▸ INSTRUCTION
What is needed is an exact copy of the entries below, from the line that contains "Serialize everything readable" through the final line, both included, and nothing else.

▸ LISTED ENTRIES
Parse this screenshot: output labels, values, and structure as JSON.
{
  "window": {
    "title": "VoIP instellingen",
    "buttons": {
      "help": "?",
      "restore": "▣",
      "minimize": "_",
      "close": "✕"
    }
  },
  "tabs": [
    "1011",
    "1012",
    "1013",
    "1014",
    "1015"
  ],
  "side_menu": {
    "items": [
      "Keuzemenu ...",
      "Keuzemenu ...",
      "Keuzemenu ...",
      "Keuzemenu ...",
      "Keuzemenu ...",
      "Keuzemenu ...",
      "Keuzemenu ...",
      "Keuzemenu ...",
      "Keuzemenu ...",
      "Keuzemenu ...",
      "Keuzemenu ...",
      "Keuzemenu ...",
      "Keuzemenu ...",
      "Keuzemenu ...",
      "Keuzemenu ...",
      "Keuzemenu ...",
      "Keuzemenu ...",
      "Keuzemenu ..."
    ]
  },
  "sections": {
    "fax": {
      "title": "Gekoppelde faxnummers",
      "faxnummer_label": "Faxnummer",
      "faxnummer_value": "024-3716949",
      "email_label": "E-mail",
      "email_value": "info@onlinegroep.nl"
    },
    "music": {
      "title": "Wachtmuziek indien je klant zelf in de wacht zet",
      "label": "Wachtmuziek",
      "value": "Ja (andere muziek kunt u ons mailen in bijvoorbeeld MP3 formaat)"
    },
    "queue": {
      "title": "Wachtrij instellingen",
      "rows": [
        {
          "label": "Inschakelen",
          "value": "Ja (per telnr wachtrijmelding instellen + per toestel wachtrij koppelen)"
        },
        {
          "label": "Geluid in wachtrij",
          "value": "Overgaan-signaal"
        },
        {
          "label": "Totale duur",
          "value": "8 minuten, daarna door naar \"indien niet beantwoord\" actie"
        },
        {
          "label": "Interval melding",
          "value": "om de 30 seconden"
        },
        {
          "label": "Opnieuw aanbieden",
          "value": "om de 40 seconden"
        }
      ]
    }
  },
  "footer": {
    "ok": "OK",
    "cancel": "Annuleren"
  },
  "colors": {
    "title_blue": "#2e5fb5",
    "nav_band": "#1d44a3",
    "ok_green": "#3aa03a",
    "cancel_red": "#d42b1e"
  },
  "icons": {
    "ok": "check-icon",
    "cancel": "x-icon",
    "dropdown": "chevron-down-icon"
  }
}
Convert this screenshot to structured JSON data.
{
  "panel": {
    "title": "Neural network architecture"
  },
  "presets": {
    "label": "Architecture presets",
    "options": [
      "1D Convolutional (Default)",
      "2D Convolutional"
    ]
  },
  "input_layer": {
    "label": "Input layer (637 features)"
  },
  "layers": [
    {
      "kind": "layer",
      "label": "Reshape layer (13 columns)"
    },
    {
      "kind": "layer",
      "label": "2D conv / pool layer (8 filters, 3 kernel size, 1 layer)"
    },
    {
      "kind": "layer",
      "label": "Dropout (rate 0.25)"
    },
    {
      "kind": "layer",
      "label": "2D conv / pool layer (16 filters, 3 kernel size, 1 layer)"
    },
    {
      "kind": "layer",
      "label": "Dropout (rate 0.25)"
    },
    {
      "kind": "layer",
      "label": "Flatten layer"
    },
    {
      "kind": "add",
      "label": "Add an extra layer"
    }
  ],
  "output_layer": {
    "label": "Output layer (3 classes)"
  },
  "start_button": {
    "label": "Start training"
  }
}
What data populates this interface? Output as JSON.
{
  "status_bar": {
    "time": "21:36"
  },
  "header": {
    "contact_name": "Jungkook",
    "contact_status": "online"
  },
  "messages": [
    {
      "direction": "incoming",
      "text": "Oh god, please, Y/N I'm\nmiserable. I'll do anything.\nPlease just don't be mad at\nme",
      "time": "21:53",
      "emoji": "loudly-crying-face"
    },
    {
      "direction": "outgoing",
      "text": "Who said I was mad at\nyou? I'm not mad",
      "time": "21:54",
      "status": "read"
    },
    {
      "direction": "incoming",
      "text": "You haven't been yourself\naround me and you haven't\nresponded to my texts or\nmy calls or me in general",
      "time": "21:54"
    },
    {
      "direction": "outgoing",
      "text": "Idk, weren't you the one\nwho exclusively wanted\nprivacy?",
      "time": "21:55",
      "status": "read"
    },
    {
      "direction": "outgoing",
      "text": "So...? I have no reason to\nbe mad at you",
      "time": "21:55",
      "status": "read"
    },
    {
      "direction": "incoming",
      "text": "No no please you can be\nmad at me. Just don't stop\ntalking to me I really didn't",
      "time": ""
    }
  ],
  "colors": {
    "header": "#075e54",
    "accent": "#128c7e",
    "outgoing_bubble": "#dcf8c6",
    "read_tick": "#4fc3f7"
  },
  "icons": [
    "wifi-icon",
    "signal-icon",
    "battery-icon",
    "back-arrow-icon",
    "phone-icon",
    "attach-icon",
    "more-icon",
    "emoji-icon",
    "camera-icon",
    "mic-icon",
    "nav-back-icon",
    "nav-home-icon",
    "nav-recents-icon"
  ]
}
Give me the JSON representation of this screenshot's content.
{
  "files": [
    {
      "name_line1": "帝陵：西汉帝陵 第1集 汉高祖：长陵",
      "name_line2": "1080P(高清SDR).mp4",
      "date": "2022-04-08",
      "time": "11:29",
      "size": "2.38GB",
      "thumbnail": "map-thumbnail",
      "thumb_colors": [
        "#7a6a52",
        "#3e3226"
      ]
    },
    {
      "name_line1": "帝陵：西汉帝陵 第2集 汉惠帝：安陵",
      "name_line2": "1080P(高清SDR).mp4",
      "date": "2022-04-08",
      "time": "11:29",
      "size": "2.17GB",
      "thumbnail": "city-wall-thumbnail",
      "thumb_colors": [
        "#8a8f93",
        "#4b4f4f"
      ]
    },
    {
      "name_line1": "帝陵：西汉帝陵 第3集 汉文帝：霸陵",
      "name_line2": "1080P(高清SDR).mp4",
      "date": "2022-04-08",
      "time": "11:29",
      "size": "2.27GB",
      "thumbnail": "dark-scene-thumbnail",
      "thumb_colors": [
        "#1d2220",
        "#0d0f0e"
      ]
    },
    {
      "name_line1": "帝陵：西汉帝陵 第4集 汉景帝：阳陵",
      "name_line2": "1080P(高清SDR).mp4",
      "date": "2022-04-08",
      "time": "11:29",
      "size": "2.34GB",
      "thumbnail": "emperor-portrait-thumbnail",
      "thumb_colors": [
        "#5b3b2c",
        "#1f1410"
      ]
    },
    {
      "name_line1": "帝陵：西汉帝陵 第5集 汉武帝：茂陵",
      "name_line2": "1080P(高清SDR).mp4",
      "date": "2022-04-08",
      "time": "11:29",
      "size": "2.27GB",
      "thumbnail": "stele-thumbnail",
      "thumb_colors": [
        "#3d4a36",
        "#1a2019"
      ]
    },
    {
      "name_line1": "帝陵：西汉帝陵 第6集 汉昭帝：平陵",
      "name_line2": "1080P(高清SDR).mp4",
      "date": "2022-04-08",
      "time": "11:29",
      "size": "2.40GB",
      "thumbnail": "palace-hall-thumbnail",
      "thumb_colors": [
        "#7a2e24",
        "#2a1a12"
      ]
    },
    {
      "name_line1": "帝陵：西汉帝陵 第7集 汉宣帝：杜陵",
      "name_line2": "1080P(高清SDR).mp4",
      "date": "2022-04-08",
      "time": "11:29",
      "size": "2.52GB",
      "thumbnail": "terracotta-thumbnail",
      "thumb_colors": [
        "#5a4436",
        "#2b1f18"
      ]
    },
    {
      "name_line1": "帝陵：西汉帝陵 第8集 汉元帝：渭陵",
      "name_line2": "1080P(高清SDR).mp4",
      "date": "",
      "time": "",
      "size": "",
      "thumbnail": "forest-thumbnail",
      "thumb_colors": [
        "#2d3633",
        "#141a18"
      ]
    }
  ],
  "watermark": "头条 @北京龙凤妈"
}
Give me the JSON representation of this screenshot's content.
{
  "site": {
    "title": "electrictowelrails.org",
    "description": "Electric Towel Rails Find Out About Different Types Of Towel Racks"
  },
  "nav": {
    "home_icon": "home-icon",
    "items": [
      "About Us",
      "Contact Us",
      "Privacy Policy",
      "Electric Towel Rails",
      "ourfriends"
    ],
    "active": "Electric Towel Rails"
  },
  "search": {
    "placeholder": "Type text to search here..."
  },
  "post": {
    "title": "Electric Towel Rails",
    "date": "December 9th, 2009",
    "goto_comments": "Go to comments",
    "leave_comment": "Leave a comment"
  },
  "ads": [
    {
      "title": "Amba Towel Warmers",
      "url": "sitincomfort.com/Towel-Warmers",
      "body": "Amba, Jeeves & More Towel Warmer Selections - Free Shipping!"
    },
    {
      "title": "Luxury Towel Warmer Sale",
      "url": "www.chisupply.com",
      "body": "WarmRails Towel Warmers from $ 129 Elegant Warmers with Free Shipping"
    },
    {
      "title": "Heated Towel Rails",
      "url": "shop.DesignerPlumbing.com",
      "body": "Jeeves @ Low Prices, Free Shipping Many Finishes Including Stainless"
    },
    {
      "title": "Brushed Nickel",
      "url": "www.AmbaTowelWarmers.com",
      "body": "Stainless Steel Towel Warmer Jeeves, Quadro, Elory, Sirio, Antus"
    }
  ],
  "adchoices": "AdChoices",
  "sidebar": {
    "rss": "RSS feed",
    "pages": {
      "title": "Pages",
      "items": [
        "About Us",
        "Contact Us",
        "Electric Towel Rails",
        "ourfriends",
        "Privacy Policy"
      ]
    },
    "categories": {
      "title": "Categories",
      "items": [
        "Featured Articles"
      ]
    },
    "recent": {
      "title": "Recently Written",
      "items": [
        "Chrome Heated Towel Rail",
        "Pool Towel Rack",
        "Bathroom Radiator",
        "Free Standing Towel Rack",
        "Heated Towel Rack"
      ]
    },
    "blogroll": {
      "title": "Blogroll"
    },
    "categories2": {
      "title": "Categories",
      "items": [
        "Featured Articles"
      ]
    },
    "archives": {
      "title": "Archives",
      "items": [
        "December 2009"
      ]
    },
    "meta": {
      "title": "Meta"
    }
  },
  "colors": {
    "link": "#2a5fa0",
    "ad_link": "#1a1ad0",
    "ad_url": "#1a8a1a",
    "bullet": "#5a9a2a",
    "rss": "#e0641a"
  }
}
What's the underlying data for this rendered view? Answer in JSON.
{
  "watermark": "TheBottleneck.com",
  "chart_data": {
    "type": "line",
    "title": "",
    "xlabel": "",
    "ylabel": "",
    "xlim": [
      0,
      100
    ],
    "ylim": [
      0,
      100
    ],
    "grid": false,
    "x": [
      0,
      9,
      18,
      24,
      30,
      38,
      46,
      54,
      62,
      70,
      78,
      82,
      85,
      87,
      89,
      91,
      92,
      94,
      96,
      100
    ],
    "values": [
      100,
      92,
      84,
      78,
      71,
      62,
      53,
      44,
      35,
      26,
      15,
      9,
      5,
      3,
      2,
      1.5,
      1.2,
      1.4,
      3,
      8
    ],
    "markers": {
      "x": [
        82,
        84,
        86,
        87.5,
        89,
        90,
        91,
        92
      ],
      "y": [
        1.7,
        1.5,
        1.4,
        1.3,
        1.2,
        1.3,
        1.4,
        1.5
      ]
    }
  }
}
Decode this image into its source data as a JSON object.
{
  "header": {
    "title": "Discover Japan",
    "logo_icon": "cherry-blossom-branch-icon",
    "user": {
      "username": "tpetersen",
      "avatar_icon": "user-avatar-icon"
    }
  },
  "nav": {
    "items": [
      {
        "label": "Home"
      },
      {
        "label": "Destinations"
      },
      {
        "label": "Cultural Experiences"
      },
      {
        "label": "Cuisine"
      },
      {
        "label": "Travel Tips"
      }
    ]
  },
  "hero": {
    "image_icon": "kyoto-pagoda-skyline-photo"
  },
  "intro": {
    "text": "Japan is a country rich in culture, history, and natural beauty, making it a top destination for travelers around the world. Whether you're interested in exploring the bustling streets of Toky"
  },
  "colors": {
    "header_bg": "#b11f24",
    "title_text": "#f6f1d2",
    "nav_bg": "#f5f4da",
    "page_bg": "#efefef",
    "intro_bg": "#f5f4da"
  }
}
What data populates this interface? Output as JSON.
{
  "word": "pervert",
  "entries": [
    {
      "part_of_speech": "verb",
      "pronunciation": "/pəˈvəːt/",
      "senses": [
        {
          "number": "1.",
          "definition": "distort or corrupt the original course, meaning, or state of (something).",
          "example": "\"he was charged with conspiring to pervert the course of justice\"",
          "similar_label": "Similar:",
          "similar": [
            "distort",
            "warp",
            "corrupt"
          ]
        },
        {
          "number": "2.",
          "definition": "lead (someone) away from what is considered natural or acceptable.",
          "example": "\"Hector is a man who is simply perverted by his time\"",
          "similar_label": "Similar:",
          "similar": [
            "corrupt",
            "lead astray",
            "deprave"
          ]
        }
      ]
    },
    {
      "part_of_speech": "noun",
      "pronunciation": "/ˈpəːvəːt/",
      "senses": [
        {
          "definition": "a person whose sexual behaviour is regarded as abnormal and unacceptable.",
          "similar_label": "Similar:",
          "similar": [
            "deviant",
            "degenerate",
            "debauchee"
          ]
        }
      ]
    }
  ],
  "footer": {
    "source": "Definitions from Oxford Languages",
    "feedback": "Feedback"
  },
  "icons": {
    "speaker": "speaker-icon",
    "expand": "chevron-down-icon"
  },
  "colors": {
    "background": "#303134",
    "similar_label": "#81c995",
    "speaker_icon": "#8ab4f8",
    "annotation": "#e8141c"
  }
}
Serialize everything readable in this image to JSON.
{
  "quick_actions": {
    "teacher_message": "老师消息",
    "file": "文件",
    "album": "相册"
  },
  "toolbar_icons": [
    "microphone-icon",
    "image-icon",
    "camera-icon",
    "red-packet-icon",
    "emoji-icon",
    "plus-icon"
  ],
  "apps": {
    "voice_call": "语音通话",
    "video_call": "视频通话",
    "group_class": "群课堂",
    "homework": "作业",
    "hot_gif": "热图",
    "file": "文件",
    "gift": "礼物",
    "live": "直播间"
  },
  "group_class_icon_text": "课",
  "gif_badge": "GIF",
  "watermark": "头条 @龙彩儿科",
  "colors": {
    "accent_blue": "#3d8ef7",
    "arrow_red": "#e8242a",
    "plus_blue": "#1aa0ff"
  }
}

▸ ANSWER BELOW
Serialize everything readable in this image to JSON.
{
  "quick_actions": {
    "teacher_message": "老师消息",
    "file": "文件",
    "album": "相册"
  },
  "toolbar_icons": [
    "microphone-icon",
    "image-icon",
    "camera-icon",
    "red-packet-icon",
    "emoji-icon",
    "plus-icon"
  ],
  "apps": {
    "voice_call": "语音通话",
    "video_call": "视频通话",
    "group_class": "群课堂",
    "homework": "作业",
    "hot_gif": "热图",
    "file": "文件",
    "gift": "礼物",
    "live": "直播间"
  },
  "group_class_icon_text": "课",
  "gif_badge": "GIF",
  "watermark": "头条 @龙彩儿科",
  "colors": {
    "accent_blue": "#3d8ef7",
    "arrow_red": "#e8242a",
    "plus_blue": "#1aa0ff"
  }
}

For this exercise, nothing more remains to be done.